*** DATA LINES
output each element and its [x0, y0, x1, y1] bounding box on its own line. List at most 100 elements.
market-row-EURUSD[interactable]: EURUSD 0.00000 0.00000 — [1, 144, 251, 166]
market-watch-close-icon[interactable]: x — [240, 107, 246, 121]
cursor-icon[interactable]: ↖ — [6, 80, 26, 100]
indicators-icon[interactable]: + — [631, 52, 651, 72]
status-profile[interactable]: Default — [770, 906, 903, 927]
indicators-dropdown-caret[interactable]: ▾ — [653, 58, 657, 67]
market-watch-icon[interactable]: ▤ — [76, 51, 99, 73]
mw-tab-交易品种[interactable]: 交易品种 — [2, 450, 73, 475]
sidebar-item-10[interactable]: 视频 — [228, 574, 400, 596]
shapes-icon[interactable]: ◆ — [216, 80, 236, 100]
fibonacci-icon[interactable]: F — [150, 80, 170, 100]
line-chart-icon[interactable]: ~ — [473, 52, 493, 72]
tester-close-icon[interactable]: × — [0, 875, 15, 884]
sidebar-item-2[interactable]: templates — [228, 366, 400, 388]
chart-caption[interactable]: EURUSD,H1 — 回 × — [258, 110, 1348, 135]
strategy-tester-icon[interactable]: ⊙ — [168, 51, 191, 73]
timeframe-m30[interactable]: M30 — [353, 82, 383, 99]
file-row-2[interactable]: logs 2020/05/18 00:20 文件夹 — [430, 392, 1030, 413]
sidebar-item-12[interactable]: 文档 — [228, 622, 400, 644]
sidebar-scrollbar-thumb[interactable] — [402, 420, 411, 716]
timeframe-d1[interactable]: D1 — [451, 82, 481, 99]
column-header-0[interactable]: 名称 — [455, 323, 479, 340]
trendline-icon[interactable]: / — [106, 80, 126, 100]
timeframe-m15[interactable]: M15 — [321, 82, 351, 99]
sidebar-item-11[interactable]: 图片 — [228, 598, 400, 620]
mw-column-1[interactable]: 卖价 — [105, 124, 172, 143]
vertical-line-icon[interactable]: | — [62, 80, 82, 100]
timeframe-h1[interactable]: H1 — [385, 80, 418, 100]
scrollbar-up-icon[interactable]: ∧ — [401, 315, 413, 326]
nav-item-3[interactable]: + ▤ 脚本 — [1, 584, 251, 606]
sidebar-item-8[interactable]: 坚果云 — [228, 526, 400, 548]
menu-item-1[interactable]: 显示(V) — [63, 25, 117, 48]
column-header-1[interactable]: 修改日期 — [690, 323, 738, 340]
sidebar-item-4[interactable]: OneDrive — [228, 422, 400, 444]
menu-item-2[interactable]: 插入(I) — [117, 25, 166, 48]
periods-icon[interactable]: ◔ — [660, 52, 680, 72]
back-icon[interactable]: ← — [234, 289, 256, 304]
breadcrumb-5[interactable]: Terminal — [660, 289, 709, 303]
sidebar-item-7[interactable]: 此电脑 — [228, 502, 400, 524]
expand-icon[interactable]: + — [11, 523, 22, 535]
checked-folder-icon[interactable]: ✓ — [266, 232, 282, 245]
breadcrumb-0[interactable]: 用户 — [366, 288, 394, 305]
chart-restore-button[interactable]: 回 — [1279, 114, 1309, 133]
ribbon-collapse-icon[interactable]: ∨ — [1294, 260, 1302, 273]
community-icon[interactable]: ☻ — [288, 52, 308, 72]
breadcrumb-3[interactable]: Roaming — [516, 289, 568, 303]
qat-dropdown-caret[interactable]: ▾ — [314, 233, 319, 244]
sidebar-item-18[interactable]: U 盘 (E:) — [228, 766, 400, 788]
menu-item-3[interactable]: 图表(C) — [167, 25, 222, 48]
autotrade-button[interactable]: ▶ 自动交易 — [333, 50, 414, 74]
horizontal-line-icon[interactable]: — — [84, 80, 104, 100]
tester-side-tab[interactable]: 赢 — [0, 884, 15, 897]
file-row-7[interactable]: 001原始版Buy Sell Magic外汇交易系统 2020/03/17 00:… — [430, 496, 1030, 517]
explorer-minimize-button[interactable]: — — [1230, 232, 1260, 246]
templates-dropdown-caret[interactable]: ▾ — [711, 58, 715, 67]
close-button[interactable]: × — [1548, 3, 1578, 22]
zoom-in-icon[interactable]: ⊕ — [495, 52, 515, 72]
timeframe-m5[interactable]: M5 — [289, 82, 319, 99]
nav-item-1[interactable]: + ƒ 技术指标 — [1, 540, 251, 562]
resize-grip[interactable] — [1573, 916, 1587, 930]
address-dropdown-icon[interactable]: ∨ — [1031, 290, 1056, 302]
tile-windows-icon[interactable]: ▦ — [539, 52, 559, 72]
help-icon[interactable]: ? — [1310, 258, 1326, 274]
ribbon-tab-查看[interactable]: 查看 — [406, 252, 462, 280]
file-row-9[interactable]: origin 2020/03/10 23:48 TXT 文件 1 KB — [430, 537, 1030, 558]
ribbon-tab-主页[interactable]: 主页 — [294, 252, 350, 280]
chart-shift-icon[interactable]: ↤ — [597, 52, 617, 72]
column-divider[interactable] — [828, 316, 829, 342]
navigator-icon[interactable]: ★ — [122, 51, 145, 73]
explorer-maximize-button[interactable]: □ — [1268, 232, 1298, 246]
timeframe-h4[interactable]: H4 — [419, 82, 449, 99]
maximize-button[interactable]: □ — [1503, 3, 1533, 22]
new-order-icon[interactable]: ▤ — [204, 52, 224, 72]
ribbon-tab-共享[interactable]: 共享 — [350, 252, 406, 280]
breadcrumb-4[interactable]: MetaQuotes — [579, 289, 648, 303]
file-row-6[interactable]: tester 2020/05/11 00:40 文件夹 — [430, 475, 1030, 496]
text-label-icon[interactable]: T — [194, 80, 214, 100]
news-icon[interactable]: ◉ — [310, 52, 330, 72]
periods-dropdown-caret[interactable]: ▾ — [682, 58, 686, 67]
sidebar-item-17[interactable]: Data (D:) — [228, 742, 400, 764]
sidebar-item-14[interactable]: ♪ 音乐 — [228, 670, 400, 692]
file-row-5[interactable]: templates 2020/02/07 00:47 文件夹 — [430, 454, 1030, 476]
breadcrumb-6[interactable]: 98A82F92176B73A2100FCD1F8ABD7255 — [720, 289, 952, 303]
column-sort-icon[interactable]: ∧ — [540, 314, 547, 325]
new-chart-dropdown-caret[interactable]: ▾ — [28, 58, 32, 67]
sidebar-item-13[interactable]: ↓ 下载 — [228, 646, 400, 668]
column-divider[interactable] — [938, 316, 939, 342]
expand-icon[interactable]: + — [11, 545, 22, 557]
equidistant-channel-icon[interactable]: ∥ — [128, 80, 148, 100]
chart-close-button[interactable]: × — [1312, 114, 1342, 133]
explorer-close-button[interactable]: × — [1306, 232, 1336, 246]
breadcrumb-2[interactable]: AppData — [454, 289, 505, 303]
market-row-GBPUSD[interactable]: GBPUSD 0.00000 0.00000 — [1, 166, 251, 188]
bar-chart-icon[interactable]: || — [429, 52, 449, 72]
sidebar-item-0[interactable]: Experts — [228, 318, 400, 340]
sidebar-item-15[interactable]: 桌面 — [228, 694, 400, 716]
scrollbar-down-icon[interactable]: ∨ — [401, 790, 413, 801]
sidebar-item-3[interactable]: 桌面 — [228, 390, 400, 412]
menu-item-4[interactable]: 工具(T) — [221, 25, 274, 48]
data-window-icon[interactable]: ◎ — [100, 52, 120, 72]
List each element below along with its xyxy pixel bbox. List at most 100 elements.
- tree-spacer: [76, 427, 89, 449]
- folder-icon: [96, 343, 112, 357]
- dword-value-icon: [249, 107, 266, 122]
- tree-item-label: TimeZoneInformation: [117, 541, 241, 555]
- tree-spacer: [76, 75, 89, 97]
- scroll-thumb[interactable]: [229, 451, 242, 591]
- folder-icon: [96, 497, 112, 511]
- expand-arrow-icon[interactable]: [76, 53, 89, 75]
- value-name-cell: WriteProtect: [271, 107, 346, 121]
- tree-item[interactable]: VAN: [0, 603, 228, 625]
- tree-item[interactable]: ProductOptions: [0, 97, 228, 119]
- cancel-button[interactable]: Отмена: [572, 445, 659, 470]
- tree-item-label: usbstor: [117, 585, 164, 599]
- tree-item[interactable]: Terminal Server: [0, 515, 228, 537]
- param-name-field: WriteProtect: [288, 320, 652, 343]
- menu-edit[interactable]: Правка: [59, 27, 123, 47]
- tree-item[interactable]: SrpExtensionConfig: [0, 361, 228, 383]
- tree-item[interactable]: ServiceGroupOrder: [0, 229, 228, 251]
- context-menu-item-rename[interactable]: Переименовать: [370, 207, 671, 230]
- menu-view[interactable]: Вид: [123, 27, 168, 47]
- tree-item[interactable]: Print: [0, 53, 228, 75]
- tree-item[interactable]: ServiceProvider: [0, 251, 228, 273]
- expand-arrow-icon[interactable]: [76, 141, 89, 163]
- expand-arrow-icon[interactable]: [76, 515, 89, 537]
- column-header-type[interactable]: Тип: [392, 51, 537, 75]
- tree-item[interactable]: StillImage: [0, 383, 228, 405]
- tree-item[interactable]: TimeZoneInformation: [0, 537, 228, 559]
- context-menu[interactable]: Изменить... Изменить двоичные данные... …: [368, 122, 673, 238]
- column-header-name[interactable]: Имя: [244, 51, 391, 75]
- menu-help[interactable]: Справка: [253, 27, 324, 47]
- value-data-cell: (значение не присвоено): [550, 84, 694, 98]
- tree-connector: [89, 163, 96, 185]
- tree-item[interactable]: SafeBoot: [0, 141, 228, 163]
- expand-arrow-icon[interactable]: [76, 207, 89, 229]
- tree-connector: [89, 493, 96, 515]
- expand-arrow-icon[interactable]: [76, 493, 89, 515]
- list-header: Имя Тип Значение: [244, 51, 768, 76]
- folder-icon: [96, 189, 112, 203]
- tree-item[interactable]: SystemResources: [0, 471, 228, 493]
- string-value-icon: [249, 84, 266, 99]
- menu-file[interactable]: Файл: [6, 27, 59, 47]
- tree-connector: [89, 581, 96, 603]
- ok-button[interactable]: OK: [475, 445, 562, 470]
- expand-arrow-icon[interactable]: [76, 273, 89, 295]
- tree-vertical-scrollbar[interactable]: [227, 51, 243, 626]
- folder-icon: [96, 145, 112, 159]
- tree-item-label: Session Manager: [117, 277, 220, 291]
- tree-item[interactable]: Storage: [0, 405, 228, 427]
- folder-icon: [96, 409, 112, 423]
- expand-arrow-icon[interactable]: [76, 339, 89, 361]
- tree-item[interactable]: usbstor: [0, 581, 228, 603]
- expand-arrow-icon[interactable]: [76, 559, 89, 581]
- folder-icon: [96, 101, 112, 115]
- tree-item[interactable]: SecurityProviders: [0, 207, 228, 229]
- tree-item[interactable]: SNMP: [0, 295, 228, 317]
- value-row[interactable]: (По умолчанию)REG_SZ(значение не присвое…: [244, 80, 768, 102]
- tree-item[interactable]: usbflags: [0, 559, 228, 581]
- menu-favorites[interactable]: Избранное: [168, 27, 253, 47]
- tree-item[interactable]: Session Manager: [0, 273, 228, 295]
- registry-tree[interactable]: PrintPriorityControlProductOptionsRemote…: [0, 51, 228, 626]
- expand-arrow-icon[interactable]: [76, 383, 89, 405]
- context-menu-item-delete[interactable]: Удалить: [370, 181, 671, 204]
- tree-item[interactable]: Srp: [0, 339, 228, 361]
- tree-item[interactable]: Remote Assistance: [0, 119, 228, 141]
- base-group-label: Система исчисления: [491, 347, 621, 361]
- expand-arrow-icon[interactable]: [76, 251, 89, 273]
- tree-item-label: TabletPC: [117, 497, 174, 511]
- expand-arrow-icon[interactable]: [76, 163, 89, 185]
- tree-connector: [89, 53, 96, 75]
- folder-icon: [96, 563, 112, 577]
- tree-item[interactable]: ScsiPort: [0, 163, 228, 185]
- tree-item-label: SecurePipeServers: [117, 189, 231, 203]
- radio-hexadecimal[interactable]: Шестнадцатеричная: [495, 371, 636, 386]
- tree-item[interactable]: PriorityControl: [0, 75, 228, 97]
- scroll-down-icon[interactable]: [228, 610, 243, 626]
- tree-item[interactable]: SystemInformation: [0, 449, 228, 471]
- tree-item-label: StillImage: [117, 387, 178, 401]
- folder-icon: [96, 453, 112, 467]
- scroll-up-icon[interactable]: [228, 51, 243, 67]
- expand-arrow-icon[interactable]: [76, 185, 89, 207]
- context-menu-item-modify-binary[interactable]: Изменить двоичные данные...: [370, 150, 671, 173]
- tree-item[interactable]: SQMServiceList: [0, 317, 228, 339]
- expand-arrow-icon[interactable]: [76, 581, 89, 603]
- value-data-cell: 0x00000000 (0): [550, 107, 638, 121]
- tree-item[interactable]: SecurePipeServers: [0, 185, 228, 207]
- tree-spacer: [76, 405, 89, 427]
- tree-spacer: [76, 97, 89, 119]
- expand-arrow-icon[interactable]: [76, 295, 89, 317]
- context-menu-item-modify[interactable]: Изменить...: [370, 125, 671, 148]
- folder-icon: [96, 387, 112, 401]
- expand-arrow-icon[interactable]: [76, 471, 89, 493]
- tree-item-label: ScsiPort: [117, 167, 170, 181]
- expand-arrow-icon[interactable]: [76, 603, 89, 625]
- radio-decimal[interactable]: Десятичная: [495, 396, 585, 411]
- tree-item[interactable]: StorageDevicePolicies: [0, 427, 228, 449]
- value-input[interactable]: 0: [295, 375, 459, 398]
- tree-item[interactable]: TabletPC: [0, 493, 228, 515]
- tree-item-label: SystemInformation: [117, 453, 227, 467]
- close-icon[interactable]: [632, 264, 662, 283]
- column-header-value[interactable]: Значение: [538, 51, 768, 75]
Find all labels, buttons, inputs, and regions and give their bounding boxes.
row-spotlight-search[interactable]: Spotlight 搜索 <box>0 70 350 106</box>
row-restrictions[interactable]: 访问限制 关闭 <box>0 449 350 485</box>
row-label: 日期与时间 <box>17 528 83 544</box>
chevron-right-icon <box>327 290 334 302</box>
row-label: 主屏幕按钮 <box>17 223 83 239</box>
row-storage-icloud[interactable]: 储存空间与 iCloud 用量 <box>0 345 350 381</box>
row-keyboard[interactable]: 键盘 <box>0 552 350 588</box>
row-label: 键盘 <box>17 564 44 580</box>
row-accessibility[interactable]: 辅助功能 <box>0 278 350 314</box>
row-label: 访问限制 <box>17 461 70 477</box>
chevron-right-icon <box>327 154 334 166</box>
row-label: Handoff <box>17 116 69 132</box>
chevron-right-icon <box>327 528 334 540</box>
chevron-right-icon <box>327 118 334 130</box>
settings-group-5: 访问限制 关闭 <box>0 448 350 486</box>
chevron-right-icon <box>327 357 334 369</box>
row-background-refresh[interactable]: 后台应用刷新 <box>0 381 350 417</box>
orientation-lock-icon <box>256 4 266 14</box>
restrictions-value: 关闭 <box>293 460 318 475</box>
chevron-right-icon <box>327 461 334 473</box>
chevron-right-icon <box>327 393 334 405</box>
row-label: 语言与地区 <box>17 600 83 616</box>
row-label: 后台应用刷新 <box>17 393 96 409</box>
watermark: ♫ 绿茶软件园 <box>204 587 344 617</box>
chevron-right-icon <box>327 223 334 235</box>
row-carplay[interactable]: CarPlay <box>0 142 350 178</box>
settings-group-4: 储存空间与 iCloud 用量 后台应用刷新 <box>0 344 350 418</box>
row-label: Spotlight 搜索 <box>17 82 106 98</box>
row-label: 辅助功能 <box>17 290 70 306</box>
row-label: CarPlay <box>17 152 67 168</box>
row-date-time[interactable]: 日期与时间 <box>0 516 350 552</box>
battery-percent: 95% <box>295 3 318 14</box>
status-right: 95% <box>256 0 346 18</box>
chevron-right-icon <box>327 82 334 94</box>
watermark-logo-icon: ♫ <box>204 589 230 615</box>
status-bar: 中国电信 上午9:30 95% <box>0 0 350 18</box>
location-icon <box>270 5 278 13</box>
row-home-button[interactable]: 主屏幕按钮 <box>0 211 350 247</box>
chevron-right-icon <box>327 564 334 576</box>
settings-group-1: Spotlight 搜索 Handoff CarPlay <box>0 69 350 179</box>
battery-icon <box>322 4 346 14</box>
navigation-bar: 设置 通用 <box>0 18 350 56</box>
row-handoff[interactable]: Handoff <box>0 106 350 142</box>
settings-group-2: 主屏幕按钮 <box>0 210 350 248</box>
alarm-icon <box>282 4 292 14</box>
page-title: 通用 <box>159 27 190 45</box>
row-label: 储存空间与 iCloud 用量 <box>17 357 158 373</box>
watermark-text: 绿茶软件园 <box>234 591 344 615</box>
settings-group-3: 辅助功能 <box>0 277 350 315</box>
******
▸ EXERCISE: Starting at the beginning of the material above and ending at the line containing "indicators-icon[interactable]: + —", rewrite the lines with "EURUSD" replaced by "GBPUSD" and nothing else changed.

▸ THE ANSWER:
output each element and its [x0, y0, x1, y1] bounding box on its own line. List at most 100 elements.
market-row-GBPUSD[interactable]: GBPUSD 0.00000 0.00000 — [1, 144, 251, 166]
market-watch-close-icon[interactable]: x — [240, 107, 246, 121]
cursor-icon[interactable]: ↖ — [6, 80, 26, 100]
indicators-icon[interactable]: + — [631, 52, 651, 72]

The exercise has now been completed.